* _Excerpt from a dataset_
┌──
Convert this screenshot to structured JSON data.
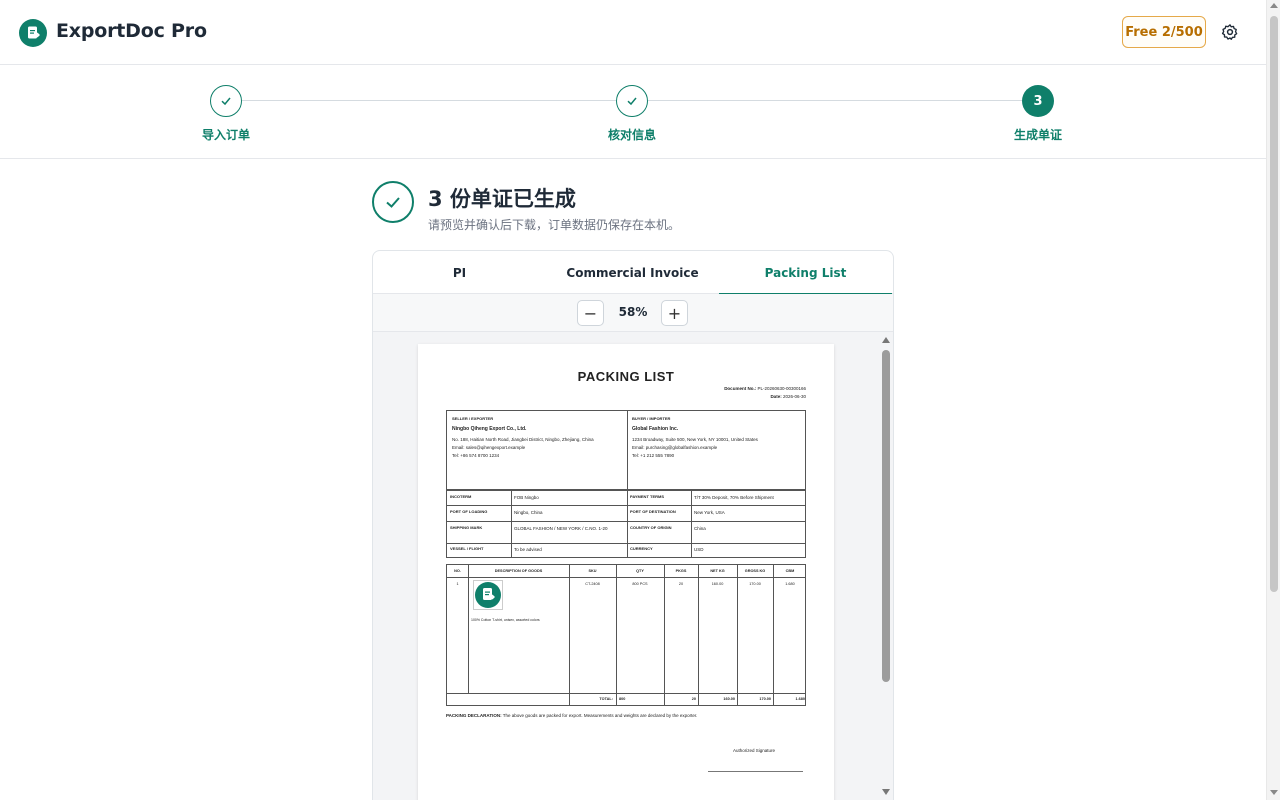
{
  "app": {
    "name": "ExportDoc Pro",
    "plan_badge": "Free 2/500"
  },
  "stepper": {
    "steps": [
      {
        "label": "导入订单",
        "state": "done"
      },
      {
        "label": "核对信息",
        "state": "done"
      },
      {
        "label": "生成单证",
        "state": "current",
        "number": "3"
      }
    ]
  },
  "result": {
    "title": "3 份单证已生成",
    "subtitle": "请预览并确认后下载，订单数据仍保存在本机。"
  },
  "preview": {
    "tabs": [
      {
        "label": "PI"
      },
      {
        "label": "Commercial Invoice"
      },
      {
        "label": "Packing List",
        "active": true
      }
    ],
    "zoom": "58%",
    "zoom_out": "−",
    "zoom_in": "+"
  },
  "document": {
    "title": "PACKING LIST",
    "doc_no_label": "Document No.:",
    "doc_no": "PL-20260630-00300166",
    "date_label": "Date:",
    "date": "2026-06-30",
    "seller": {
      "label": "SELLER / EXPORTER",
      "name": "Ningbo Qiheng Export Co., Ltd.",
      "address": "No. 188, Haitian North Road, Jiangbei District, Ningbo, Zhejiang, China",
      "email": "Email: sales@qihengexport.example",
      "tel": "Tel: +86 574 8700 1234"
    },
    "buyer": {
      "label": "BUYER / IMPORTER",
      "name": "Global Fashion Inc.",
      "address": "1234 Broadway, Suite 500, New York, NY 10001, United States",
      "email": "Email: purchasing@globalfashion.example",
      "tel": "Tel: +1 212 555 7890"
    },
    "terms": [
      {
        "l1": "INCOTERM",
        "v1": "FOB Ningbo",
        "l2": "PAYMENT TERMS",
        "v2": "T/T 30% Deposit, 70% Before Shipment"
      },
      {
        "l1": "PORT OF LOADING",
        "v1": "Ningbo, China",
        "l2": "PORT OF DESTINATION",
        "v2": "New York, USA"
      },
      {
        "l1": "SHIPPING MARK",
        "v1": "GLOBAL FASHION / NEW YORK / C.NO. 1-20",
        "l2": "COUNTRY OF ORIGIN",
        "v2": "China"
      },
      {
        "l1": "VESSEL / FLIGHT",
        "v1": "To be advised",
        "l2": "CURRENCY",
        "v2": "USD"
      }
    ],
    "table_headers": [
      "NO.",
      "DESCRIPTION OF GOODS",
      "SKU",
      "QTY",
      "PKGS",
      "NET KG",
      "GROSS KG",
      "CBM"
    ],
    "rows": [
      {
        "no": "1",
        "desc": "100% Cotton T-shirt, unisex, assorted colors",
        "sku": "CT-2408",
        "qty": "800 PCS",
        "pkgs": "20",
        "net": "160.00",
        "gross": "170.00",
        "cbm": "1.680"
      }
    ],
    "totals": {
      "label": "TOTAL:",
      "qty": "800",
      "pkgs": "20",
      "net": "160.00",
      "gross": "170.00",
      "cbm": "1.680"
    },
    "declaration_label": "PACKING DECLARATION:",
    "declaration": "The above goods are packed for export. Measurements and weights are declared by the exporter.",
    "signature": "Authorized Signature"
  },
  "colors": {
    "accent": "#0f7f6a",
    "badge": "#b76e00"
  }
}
└──
┌──
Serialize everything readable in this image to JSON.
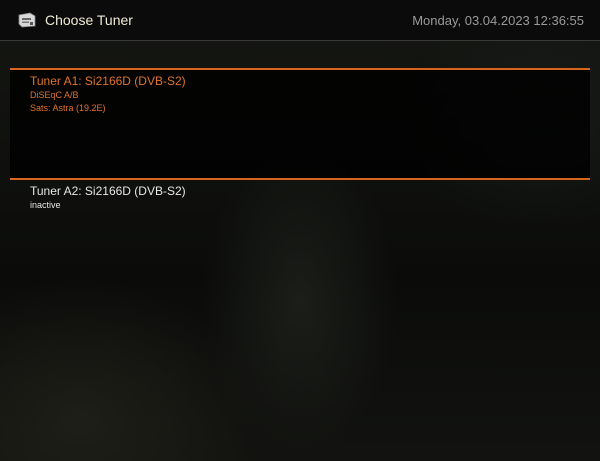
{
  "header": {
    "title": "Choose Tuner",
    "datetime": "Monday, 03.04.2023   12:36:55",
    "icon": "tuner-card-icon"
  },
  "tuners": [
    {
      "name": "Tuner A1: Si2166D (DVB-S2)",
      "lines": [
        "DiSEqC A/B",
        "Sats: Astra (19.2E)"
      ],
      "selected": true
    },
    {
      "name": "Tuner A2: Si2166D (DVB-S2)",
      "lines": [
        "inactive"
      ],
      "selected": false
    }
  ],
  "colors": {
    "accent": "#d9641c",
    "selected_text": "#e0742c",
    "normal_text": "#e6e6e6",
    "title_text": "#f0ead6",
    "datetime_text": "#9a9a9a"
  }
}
└──
┌──
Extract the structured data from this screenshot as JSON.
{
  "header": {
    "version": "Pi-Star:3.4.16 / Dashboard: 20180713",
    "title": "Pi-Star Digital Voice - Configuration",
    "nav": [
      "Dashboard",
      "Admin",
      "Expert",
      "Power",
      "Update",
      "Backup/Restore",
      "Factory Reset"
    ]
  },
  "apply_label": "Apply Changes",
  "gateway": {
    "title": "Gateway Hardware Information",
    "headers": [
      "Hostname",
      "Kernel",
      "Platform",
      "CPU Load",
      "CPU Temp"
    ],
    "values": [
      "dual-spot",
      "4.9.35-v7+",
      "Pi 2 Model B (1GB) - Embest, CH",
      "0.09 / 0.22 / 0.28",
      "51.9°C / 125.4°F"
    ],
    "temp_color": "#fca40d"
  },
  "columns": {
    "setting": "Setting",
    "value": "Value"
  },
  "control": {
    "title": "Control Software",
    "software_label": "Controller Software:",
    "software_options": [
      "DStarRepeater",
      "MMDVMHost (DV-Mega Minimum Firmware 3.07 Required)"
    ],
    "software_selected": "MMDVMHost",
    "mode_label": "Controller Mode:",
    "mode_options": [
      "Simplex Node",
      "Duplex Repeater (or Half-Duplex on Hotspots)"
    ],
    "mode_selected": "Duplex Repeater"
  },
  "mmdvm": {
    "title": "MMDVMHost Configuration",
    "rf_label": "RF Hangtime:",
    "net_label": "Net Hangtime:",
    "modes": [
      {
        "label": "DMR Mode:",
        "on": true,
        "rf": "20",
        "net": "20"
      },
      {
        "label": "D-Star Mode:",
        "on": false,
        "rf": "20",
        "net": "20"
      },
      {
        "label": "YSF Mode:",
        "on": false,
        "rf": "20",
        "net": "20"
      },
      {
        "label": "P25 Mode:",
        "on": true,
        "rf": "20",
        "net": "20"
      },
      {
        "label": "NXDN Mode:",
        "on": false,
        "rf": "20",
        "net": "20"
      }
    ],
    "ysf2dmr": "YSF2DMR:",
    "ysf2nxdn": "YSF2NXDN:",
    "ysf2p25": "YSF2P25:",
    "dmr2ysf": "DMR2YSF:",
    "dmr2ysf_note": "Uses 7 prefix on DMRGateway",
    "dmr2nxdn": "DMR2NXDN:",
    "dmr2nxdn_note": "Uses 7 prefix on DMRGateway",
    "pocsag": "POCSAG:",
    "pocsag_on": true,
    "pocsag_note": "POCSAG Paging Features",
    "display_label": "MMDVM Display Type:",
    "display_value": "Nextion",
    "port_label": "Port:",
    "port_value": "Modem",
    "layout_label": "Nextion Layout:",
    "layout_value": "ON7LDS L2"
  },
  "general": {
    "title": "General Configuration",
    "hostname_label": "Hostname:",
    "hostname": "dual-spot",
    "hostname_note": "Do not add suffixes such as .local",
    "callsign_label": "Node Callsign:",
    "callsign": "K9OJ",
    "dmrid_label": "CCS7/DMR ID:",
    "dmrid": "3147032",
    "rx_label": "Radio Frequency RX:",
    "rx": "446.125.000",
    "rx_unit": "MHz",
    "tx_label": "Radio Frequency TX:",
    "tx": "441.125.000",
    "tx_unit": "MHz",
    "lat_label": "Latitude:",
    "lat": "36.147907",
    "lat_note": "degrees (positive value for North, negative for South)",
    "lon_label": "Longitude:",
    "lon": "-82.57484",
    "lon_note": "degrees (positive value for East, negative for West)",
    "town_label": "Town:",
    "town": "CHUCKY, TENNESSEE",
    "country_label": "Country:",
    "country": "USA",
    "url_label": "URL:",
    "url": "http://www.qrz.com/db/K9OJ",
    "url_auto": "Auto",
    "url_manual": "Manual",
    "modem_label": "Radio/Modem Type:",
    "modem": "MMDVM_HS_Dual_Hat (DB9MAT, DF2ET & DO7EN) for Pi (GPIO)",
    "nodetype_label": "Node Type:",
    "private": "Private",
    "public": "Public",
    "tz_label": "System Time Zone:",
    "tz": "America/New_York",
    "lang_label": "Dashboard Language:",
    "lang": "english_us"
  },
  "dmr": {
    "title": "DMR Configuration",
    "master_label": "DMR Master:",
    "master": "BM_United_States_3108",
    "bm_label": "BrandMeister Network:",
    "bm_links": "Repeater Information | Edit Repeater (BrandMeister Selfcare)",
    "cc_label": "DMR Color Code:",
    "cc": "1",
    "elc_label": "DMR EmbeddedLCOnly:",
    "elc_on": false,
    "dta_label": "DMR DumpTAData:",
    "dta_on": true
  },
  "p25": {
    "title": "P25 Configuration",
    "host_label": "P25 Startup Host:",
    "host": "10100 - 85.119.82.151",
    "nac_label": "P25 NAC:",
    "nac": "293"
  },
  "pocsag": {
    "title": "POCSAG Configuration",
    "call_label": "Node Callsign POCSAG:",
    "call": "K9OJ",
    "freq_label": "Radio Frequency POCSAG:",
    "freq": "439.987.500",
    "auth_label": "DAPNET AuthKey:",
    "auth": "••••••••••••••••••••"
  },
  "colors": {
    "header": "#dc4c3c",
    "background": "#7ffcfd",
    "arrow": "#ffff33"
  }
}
└──
* _STATED TASK_
For each line of the entries that includes "China", show that line.

* _RESPONSE TO THIS EXERCISE_
      "address": "No. 188, Haitian North Road, Jiangbei District, Ningbo, Zhejiang, China",
        "v1": "Ningbo, China",
        "v2": "China"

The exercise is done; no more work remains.